■ Your task: Repeat every record below exactly as written.

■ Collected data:
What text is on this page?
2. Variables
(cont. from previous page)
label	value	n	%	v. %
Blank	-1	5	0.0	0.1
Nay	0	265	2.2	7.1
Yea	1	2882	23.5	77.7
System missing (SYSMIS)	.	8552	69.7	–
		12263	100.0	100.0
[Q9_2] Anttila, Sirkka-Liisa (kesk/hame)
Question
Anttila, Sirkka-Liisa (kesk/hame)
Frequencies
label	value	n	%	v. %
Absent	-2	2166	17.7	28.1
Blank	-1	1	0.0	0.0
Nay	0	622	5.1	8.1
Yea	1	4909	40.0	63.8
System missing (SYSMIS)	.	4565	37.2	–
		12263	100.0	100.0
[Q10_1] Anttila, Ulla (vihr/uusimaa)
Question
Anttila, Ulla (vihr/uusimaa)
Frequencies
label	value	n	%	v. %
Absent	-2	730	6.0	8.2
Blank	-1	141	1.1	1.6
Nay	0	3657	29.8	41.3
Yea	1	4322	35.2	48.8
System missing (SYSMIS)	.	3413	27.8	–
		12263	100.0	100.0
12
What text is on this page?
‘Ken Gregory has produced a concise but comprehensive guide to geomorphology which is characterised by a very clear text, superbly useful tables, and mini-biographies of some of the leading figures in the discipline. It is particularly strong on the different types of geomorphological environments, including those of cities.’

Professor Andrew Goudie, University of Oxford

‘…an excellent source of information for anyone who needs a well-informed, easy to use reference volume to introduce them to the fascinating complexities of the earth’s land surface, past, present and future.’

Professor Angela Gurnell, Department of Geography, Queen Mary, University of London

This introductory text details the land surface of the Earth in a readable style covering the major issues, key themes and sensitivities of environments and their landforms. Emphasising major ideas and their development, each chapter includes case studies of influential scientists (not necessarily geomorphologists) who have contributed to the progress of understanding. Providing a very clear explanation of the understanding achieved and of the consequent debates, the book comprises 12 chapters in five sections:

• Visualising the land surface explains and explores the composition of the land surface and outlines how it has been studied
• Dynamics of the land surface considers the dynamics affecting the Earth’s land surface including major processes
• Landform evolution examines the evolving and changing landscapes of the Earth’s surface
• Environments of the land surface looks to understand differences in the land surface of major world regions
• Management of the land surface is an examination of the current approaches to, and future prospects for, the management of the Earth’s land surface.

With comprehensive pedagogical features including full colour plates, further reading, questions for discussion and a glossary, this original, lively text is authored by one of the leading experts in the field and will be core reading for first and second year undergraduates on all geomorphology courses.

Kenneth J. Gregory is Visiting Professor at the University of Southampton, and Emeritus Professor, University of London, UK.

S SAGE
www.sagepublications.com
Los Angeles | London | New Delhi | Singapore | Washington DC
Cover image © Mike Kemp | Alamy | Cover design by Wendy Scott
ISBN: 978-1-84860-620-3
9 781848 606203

■ Exercise response:
What text is on this page?
2. Variables
(cont. from previous page)
label	value	n	%	v. %
Blank	-1	5	0.0	0.1
Nay	0	265	2.2	7.1
Yea	1	2882	23.5	77.7
System missing (SYSMIS)	.	8552	69.7	–
		12263	100.0	100.0
[Q9_2] Anttila, Sirkka-Liisa (kesk/hame)
Question
Anttila, Sirkka-Liisa (kesk/hame)
Frequencies
label	value	n	%	v. %
Absent	-2	2166	17.7	28.1
Blank	-1	1	0.0	0.0
Nay	0	622	5.1	8.1
Yea	1	4909	40.0	63.8
System missing (SYSMIS)	.	4565	37.2	–
		12263	100.0	100.0
[Q10_1] Anttila, Ulla (vihr/uusimaa)
Question
Anttila, Ulla (vihr/uusimaa)
Frequencies
label	value	n	%	v. %
Absent	-2	730	6.0	8.2
Blank	-1	141	1.1	1.6
Nay	0	3657	29.8	41.3
Yea	1	4322	35.2	48.8
System missing (SYSMIS)	.	3413	27.8	–
		12263	100.0	100.0
12
What text is on this page?
‘Ken Gregory has produced a concise but comprehensive guide to geomorphology which is characterised by a very clear text, superbly useful tables, and mini-biographies of some of the leading figures in the discipline. It is particularly strong on the different types of geomorphological environments, including those of cities.’

Professor Andrew Goudie, University of Oxford

‘…an excellent source of information for anyone who needs a well-informed, easy to use reference volume to introduce them to the fascinating complexities of the earth’s land surface, past, present and future.’

Professor Angela Gurnell, Department of Geography, Queen Mary, University of London

This introductory text details the land surface of the Earth in a readable style covering the major issues, key themes and sensitivities of environments and their landforms. Emphasising major ideas and their development, each chapter includes case studies of influential scientists (not necessarily geomorphologists) who have contributed to the progress of understanding. Providing a very clear explanation of the understanding achieved and of the consequent debates, the book comprises 12 chapters in five sections:

• Visualising the land surface explains and explores the composition of the land surface and outlines how it has been studied
• Dynamics of the land surface considers the dynamics affecting the Earth’s land surface including major processes
• Landform evolution examines the evolving and changing landscapes of the Earth’s surface
• Environments of the land surface looks to understand differences in the land surface of major world regions
• Management of the land surface is an examination of the current approaches to, and future prospects for, the management of the Earth’s land surface.

With comprehensive pedagogical features including full colour plates, further reading, questions for discussion and a glossary, this original, lively text is authored by one of the leading experts in the field and will be core reading for first and second year undergraduates on all geomorphology courses.

Kenneth J. Gregory is Visiting Professor at the University of Southampton, and Emeritus Professor, University of London, UK.

S SAGE
www.sagepublications.com
Los Angeles | London | New Delhi | Singapore | Washington DC
Cover image © Mike Kemp | Alamy | Cover design by Wendy Scott
ISBN: 978-1-84860-620-3
9 781848 606203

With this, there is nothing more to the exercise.